### Work to be completed
Among the records below, find each line that includes the string "SMTP" and copy it.

[start]

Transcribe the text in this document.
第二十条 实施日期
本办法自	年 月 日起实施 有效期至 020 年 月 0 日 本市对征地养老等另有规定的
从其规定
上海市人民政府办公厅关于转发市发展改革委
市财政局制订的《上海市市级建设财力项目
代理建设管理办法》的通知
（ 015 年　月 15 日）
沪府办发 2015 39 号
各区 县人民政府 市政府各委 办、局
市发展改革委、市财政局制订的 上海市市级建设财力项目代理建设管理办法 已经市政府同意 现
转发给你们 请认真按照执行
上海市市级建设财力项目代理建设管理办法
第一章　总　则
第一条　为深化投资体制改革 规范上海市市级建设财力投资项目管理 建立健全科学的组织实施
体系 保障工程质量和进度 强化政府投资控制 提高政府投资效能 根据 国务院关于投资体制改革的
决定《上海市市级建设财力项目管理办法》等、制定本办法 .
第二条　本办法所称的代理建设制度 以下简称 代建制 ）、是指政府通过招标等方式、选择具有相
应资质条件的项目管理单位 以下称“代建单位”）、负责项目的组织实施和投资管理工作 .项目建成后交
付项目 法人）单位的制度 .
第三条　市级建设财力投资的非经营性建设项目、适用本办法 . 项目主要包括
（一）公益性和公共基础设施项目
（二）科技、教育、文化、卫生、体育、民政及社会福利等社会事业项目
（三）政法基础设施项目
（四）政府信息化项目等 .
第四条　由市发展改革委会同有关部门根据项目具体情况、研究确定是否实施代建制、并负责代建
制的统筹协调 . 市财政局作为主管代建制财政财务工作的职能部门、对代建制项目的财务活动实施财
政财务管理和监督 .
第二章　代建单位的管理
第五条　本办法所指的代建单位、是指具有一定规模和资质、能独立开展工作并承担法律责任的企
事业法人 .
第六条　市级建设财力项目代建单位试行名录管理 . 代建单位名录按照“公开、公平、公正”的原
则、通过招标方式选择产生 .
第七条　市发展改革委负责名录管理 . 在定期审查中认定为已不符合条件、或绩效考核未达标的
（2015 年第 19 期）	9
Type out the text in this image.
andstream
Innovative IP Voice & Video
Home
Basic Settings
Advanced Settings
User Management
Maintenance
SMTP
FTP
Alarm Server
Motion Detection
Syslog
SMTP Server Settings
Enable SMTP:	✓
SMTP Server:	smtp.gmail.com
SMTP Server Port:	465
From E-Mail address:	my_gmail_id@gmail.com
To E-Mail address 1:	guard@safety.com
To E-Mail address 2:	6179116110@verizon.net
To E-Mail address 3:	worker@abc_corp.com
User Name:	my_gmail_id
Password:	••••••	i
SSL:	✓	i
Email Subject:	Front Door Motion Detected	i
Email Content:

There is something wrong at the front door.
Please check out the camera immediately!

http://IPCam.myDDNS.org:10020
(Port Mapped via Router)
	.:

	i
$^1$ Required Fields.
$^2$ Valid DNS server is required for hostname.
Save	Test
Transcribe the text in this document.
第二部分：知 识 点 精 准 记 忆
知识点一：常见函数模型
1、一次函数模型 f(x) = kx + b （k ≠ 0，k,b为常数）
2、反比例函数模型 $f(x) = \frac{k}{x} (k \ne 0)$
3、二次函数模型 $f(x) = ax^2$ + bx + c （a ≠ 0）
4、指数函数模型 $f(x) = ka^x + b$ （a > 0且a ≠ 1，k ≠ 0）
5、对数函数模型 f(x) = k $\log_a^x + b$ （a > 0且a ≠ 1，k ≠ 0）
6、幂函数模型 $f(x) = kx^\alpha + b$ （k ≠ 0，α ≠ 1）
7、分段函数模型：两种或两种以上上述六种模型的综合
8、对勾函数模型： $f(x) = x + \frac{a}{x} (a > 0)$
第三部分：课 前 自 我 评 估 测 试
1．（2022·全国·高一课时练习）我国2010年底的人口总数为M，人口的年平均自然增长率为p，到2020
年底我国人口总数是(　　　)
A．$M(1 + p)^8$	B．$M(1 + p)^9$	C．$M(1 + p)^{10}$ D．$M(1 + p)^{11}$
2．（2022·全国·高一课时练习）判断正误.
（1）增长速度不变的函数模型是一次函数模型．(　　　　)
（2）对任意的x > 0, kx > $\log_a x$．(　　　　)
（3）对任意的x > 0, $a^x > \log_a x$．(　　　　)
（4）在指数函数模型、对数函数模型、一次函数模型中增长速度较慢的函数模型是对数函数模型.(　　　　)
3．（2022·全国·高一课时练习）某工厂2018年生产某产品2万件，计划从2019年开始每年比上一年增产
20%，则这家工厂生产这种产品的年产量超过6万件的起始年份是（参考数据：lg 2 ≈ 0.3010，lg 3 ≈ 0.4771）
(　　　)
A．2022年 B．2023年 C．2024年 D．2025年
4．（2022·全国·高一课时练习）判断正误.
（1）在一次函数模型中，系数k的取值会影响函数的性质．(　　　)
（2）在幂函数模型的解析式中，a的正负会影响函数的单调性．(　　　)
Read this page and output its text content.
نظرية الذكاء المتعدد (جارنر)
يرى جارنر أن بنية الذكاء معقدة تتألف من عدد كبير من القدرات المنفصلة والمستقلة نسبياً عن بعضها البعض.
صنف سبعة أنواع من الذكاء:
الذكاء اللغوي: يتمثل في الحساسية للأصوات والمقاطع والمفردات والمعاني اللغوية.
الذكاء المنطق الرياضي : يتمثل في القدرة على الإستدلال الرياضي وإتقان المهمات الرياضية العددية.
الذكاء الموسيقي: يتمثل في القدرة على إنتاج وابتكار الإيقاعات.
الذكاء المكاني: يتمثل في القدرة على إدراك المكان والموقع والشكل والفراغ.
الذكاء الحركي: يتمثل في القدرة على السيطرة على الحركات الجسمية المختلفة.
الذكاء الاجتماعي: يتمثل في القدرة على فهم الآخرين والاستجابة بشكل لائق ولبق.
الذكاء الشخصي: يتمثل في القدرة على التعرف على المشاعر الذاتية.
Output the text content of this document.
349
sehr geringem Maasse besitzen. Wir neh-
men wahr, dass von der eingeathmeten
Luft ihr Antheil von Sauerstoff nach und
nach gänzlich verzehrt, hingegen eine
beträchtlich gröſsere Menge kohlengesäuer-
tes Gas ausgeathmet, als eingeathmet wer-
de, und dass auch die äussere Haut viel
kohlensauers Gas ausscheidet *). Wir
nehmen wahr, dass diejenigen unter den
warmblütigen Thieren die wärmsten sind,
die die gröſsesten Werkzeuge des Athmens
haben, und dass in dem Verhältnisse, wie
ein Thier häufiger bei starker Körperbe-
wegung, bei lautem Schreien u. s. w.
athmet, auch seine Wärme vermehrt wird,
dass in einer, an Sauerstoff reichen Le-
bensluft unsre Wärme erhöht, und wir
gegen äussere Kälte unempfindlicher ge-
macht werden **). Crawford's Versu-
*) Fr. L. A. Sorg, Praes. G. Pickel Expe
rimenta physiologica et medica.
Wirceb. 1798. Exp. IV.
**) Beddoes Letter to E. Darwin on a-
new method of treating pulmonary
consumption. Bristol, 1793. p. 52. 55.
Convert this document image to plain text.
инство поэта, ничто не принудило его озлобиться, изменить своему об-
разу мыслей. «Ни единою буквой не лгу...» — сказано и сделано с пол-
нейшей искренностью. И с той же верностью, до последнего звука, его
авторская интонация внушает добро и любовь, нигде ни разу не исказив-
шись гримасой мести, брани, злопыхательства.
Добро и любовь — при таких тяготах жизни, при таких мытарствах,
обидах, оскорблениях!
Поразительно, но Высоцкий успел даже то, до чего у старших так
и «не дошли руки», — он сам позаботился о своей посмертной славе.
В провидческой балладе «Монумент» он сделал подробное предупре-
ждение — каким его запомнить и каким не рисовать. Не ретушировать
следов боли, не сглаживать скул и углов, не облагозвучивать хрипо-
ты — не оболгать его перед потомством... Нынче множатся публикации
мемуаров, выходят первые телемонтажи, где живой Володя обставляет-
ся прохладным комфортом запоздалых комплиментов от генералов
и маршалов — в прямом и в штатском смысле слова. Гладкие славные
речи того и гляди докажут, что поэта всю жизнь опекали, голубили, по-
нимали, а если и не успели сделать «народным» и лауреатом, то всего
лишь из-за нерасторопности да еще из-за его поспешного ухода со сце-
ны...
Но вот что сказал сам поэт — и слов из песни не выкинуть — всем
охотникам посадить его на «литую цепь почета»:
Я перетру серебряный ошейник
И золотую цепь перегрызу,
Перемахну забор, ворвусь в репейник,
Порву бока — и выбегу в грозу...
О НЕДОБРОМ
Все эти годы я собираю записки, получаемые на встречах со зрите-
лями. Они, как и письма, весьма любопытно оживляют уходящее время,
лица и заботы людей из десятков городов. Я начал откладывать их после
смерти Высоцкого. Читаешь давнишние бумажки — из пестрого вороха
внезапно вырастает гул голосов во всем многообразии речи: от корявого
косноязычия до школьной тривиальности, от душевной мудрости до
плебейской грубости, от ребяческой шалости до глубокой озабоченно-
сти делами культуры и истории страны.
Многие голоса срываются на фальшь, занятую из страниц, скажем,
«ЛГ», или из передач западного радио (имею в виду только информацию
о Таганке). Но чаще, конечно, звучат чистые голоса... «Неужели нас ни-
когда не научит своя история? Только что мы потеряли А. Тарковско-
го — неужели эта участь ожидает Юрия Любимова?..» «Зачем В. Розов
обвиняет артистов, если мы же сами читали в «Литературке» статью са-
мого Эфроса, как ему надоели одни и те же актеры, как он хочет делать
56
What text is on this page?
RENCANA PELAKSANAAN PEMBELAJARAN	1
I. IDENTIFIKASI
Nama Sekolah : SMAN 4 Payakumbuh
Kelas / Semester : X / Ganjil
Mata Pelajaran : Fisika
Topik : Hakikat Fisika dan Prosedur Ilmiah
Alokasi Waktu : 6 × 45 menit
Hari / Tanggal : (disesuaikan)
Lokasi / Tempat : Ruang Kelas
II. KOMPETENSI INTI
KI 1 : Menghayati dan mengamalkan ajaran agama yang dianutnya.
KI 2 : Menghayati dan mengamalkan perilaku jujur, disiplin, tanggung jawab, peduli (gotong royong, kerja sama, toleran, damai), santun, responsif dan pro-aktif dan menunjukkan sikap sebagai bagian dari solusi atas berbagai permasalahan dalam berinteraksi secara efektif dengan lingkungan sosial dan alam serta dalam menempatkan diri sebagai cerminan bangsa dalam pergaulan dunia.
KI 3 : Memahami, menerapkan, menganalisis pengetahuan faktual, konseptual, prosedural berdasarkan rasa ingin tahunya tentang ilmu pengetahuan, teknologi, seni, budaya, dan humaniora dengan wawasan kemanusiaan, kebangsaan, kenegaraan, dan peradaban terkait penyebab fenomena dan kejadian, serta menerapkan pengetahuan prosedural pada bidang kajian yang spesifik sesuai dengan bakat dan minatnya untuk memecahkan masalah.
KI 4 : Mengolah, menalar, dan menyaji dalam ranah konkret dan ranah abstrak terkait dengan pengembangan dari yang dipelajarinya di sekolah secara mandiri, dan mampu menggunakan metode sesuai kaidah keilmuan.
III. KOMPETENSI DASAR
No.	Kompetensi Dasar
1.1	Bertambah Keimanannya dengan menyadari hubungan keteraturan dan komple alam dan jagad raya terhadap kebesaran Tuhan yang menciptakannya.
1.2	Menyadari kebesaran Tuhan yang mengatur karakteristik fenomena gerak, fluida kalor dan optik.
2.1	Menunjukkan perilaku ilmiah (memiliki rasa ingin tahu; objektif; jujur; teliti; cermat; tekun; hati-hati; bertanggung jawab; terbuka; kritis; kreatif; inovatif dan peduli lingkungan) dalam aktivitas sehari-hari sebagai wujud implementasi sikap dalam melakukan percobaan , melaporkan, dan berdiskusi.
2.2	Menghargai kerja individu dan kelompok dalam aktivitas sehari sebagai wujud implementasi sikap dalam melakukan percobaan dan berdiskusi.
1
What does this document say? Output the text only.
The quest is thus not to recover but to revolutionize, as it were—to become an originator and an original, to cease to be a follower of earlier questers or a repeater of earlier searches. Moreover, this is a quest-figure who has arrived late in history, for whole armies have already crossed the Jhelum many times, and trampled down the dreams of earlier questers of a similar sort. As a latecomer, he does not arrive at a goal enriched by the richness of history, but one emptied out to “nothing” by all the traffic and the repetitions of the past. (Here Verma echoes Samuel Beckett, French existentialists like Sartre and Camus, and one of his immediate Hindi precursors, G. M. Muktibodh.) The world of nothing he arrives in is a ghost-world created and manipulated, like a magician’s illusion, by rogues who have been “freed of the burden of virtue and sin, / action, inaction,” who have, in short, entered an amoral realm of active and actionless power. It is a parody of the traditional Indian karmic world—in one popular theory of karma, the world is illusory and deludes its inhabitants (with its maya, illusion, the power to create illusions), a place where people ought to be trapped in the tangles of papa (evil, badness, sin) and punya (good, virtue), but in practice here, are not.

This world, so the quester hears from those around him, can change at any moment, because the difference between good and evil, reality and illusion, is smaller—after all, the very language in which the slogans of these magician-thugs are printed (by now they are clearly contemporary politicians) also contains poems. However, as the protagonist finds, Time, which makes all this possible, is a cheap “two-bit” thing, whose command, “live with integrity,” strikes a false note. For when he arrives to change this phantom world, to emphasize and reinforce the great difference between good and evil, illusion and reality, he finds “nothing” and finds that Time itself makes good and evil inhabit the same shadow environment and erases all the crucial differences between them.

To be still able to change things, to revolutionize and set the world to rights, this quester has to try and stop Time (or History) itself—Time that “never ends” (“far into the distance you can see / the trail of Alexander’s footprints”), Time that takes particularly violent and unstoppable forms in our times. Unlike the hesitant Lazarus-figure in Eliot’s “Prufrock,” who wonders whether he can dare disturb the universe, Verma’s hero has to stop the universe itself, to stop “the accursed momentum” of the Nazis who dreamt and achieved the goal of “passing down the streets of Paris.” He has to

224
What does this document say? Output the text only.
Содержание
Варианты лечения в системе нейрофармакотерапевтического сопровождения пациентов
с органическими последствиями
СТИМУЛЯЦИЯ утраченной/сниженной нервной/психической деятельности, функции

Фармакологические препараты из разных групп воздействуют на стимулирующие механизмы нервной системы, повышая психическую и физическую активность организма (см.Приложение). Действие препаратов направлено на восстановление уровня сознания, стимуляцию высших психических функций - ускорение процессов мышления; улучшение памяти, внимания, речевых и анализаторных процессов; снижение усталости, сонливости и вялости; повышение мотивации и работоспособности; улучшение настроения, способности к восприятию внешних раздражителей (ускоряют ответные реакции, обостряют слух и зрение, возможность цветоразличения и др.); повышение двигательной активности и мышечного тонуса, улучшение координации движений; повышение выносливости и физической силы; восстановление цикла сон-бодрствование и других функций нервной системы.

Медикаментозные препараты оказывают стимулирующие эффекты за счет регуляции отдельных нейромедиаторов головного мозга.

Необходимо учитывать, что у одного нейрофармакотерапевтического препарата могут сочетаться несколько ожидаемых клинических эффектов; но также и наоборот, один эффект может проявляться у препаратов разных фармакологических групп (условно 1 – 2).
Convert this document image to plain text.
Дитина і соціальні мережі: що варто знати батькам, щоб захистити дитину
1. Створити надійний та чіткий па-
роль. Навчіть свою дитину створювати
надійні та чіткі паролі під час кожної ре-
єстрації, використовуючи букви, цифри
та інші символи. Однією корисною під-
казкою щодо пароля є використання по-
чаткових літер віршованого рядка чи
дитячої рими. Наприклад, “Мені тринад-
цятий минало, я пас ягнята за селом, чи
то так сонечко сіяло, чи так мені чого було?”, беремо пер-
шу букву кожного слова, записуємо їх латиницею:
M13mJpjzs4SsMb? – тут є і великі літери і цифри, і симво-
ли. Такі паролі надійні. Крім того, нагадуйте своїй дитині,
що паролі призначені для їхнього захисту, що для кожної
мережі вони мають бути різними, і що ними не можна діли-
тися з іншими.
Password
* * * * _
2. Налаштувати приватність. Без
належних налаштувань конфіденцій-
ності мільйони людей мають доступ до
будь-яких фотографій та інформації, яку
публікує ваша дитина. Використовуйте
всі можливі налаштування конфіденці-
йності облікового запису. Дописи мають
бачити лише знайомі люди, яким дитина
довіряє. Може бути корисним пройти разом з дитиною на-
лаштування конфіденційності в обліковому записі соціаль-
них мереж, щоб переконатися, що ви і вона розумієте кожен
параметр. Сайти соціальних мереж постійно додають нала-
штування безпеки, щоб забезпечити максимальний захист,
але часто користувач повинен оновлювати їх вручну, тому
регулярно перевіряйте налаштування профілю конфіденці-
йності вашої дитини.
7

[end]

### Response to this task
SMTP
SMTP Server Settings
Enable SMTP:	✓
SMTP Server:	smtp.gmail.com
SMTP Server Port:	465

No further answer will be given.